##### 本文 #####

また、第2把持装置7の第1テーパ面71a及び第2テーパ面73aは、実施例1では前端が大径で、後ろ方向にいくに従って小径となるテーパの向きを有しているが、後ろ端が大径で、前方向に行くにしたがって小径となるテーパを持ち、前端に皿バネ72を配設して第2コレット73を前方へ付勢するようにしても良い。
この場合には、第2コレット解放装置9は後退することによりワークWを開放する。また、短尺ワークを加工するときにおいては、第2コレット解放装置9は第2把持装置7を引き込むことなく、後退させる。
【0059】
第2コレット解放装置9は、実施例1では圧縮性流体である圧縮空気を利用した空気圧シリンダにより駆動したが、非圧縮性流体である作動油を用いた油圧シリンダ若しくはモータシリンダ又はモータを駆動源とするリンク機構、により駆動しても良い。皿バネ72はつるまきバネで代用しても良い。
【0060】
第2把持装置7および第2コレット解放装置9に替えて、空気圧シリンダを内蔵し、第1把持装置5と同様のシリンダ55によるシリンダ機構を採用して、ワークを把持する状態と開放する状態に切り替えることができる第2把持装置(不図示)を利用しても良い。この場合にあっても、第2把持装置の先端部分と第1把持装置5の後端部分を嵌合し、第2把持装置を第1把持装置5に取外し自在に連接する。この場合には、第2把持装置への空気圧回路は柔軟性を有する、例えばプラスチックスチューブを利用できる。

##### 記録データ #####

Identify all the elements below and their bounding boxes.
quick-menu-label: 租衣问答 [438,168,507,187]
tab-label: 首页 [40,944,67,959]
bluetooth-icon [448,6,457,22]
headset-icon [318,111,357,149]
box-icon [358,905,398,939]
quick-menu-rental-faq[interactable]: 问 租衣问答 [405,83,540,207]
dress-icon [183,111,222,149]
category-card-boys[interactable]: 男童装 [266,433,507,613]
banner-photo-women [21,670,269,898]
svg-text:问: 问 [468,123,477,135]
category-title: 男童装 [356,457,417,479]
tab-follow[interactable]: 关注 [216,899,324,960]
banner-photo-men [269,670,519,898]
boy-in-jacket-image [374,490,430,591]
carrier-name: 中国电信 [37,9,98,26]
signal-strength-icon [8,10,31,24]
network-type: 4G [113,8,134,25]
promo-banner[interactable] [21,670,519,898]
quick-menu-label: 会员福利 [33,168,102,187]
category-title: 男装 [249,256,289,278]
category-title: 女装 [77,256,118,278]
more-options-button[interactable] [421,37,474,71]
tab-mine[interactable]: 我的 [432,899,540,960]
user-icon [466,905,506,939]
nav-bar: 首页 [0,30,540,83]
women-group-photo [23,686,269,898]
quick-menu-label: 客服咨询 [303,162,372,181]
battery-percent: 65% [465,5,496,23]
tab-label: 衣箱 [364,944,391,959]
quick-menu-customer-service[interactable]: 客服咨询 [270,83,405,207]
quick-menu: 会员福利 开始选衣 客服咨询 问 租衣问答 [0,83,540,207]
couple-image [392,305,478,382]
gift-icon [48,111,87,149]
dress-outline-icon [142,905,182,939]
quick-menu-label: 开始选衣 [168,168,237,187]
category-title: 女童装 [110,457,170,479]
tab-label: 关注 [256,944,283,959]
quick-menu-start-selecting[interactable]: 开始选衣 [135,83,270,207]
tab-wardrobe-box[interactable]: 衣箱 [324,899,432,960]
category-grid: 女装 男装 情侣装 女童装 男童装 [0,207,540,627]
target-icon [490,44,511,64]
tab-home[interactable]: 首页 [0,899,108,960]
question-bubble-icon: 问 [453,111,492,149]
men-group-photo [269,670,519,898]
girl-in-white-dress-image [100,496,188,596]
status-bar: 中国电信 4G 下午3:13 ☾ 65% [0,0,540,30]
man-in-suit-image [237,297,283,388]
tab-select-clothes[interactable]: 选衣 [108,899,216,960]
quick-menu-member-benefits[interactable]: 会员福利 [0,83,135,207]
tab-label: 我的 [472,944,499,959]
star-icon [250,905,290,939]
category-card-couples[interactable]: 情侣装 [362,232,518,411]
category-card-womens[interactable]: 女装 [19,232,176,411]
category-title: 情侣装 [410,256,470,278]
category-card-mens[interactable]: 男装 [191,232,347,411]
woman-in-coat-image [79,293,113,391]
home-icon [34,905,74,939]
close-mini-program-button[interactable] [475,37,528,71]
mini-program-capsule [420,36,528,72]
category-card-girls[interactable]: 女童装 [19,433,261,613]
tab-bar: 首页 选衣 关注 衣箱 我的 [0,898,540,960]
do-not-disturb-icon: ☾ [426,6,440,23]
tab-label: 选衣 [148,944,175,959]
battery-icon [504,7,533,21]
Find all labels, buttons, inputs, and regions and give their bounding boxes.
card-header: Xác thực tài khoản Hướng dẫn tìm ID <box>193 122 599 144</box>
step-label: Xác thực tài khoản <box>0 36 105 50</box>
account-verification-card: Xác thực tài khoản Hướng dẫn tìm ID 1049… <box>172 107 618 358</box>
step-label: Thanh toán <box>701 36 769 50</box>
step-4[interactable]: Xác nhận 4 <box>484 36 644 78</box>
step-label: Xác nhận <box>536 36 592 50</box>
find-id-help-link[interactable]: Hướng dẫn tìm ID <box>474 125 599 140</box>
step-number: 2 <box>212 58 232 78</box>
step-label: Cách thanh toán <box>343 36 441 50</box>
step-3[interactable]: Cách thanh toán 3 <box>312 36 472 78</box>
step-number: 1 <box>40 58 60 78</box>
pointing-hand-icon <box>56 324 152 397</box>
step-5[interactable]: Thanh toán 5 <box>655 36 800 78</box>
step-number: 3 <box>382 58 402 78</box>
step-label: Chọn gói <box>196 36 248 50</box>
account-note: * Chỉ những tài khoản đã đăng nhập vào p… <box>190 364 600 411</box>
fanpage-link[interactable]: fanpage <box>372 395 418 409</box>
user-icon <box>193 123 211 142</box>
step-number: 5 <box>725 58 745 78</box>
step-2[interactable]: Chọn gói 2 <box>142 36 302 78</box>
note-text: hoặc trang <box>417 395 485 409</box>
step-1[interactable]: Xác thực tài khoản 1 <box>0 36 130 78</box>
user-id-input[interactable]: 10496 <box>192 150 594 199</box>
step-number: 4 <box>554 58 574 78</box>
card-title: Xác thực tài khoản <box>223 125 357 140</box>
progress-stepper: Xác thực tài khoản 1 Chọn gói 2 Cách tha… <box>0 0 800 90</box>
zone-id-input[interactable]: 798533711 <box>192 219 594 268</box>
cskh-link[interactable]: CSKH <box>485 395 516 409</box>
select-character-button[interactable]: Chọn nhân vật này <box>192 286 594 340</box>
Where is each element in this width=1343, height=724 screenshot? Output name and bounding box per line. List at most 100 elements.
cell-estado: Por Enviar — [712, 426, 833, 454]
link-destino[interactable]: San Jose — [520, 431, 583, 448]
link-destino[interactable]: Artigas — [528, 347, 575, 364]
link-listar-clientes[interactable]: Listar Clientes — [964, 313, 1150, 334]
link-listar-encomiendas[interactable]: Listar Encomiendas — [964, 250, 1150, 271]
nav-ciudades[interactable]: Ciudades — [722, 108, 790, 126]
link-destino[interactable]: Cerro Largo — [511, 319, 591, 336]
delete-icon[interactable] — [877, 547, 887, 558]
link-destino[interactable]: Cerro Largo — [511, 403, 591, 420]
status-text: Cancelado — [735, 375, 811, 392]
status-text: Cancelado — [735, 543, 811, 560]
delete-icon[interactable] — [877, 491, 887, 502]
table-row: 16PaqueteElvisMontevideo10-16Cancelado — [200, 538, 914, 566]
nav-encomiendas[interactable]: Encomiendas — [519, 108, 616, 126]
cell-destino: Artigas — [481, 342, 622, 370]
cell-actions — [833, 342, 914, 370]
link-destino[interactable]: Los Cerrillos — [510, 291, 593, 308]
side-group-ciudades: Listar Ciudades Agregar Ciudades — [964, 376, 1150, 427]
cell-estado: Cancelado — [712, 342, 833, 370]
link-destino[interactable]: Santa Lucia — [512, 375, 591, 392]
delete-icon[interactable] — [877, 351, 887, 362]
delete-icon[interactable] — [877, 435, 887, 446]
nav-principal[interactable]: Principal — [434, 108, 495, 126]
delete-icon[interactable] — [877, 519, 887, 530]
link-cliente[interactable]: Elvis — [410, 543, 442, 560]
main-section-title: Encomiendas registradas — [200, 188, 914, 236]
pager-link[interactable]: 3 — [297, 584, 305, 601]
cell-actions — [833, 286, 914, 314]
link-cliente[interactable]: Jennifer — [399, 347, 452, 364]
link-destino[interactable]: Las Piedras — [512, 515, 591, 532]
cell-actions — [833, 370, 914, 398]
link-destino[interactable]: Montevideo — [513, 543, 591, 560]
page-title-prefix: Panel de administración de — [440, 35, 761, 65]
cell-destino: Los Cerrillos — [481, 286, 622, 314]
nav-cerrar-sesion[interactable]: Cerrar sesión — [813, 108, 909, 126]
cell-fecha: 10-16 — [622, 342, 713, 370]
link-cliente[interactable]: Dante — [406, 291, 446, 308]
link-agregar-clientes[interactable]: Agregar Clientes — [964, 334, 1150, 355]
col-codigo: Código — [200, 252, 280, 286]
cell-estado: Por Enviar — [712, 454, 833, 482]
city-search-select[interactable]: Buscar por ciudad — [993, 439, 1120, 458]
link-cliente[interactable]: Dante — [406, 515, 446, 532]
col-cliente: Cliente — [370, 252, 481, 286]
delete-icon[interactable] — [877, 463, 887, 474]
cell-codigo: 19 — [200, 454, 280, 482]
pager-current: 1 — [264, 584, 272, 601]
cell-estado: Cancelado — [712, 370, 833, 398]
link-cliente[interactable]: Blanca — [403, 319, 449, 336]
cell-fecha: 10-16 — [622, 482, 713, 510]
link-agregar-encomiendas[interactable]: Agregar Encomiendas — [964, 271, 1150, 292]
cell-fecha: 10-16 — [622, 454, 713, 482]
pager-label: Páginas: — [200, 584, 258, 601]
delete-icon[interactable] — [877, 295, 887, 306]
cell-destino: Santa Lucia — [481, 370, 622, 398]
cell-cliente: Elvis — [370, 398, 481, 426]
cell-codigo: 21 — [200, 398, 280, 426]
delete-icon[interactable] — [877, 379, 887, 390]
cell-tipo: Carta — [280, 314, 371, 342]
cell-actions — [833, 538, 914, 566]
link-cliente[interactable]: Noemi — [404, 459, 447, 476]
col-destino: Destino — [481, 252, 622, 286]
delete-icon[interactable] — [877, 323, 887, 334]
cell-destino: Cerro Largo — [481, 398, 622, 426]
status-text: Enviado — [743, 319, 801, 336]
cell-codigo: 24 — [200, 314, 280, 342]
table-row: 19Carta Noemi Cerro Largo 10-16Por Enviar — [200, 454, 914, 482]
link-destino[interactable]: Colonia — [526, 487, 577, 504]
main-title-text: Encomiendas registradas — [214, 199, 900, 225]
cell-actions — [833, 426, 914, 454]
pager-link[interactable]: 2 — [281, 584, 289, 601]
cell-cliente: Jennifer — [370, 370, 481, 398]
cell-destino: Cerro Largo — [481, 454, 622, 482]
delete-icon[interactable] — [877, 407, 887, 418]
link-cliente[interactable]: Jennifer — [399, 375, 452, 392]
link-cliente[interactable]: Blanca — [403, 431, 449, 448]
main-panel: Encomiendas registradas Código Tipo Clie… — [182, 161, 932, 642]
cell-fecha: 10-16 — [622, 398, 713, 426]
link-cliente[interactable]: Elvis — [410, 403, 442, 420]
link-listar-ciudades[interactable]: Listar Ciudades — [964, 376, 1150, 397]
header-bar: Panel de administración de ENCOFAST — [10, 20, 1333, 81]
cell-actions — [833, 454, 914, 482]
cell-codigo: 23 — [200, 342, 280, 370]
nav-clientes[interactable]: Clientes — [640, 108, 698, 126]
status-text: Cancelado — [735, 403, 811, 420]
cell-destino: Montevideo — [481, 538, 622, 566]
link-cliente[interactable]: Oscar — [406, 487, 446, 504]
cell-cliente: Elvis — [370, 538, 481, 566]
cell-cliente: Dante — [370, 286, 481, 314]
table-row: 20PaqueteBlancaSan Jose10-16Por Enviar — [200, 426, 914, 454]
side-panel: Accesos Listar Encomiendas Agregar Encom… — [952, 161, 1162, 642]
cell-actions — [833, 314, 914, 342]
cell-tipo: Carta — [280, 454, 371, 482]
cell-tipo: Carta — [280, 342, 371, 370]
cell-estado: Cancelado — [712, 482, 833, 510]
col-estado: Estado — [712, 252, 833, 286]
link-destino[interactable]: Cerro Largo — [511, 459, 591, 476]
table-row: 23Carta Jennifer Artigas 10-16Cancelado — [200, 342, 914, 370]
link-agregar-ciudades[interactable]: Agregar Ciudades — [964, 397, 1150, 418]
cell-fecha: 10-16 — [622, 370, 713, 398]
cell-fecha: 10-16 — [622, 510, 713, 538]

#####

◆ **作業課題**: 把持装置についての本文を、最後の文に続けて書き進めなさい。

◆ **解答**:
【0061】
[実施例2]
続いて、主として
図6を参照しながら、第1把持装置及び第2把持装置が共にワークを解放している状態において、ワークW4の挿入位置を一定位置に規定するワーク回転把持装置1Aについて説明する。
図6は本発明の実施例2に係るワーク回転把持装置の構成および動作を示す断面図である。
【0062】
図6に示すように、第2コレット解放装置9Aの押込み棒91の先端にワーク位置決め具101が設置されている。ワーク位置決め具101の径は第2コレット73の内径よりも小径とする。ワーク位置決め具101の先端にはメカストッパ101aとアブソーバ101bが設けられている。
その余りの構成及び機能は実施例1と同様であり、説明を省略する。
【0063】
次に、使用方法を説明する。第2コレット解放装置9Aが前進することで第2把持装置7が解放状態にあり、かつ、第1把持装置5が解放状態にある場合において、第2把持装置7の第2コレット73内に、ワーク位置決め具101が挿入されている。
ここで、ワークW4を第1把持装置5の前進側から、ワークW4が第2把持装置7内のワーク位置決め具101の先端に設けられたメカストッパ101aに当たる位置まで挿入する。アブソーバ101bは、ワークW4とメカストッパ101aとが接触する際に、クッションとして作用する。
【0064】
次に、第2把持装置7の第2コレット解放装置9Aを後退させると、ワークW4が第2把持装置7により、把持される。ここで、初期のワークW4の挿入深さはワーク位置決め具101により制限されているため、所定の深さにワークW4が把持される。引き続いて第1把持装置5によりワークW4を把持すると、所定位置でワークW4を把持する事が可能となる。
【0065】
なお、実施例2では、ワーク位置決め具101の先端にアブソーバ101b、及びメカストッパ101aを設けたが、これらは設けることを要しない。メカストッパ101aを設けない場合には、ワークW4の位置は、ワーク位置決め具101により規定される。アブソーバ101bに替えてボールプランジャを選定することができる。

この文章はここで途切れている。